• [SET PROBLEM]: Return the records exactly as they are.
=== PROVIDED DATA ===
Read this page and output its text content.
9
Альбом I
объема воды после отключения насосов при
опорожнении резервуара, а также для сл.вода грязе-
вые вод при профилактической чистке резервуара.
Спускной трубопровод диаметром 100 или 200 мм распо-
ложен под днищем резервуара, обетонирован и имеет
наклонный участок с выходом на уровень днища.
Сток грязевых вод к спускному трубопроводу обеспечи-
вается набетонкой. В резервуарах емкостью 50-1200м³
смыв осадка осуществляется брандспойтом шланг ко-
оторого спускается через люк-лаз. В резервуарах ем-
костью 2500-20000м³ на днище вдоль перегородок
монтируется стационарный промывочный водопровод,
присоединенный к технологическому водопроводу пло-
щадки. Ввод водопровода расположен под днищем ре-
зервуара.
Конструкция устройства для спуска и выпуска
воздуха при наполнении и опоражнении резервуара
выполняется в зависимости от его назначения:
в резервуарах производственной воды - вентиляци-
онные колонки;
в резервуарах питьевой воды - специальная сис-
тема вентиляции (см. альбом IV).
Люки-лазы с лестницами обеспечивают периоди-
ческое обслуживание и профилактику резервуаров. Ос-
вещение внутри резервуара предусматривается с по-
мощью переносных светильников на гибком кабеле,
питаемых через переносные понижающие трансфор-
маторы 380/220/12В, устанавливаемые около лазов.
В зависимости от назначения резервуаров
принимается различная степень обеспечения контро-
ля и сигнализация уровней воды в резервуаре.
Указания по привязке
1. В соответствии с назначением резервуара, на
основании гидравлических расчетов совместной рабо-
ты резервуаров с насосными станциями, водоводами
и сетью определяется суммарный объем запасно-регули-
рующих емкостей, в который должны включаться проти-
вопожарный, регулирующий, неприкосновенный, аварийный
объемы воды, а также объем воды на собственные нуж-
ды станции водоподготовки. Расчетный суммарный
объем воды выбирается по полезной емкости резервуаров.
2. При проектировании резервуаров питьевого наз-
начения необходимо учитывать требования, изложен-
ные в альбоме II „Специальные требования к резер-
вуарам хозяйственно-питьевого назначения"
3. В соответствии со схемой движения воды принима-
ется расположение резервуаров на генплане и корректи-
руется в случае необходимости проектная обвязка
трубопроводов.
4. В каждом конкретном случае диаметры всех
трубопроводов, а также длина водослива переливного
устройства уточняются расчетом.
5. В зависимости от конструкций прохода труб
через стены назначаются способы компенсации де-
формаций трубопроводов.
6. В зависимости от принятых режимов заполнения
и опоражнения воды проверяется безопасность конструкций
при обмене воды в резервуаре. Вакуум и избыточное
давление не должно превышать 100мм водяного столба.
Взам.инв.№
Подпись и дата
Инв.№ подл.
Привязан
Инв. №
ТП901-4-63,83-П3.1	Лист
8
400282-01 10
===
• [RESPONSE FOR THIS EXERCISE]:
Read this page and output its text content.
9
Альбом I
объема воды после отключения насосов при
опорожнении резервуара, а также для сл.вода грязе-
вые вод при профилактической чистке резервуара.
Спускной трубопровод диаметром 100 или 200 мм распо-
ложен под днищем резервуара, обетонирован и имеет
наклонный участок с выходом на уровень днища.
Сток грязевых вод к спускному трубопроводу обеспечи-
вается набетонкой. В резервуарах емкостью 50-1200м³
смыв осадка осуществляется брандспойтом шланг ко-
оторого спускается через люк-лаз. В резервуарах ем-
костью 2500-20000м³ на днище вдоль перегородок
монтируется стационарный промывочный водопровод,
присоединенный к технологическому водопроводу пло-
щадки. Ввод водопровода расположен под днищем ре-
зервуара.
Конструкция устройства для спуска и выпуска
воздуха при наполнении и опоражнении резервуара
выполняется в зависимости от его назначения:
в резервуарах производственной воды - вентиляци-
онные колонки;
в резервуарах питьевой воды - специальная сис-
тема вентиляции (см. альбом IV).
Люки-лазы с лестницами обеспечивают периоди-
ческое обслуживание и профилактику резервуаров. Ос-
вещение внутри резервуара предусматривается с по-
мощью переносных светильников на гибком кабеле,
питаемых через переносные понижающие трансфор-
маторы 380/220/12В, устанавливаемые около лазов.
В зависимости от назначения резервуаров
принимается различная степень обеспечения контро-
ля и сигнализация уровней воды в резервуаре.
Указания по привязке
1. В соответствии с назначением резервуара, на
основании гидравлических расчетов совместной рабо-
ты резервуаров с насосными станциями, водоводами
и сетью определяется суммарный объем запасно-регули-
рующих емкостей, в который должны включаться проти-
вопожарный, регулирующий, неприкосновенный, аварийный
объемы воды, а также объем воды на собственные нуж-
ды станции водоподготовки. Расчетный суммарный
объем воды выбирается по полезной емкости резервуаров.
2. При проектировании резервуаров питьевого наз-
начения необходимо учитывать требования, изложен-
ные в альбоме II „Специальные требования к резер-
вуарам хозяйственно-питьевого назначения"
3. В соответствии со схемой движения воды принима-
ется расположение резервуаров на генплане и корректи-
руется в случае необходимости проектная обвязка
трубопроводов.
4. В каждом конкретном случае диаметры всех
трубопроводов, а также длина водослива переливного
устройства уточняются расчетом.
5. В зависимости от конструкций прохода труб
через стены назначаются способы компенсации де-
формаций трубопроводов.
6. В зависимости от принятых режимов заполнения
и опоражнения воды проверяется безопасность конструкций
при обмене воды в резервуаре. Вакуум и избыточное
давление не должно превышать 100мм водяного столба.
Взам.инв.№
Подпись и дата
Инв.№ подл.
Привязан
Инв. №
ТП901-4-63,83-П3.1	Лист
8
400282-01 10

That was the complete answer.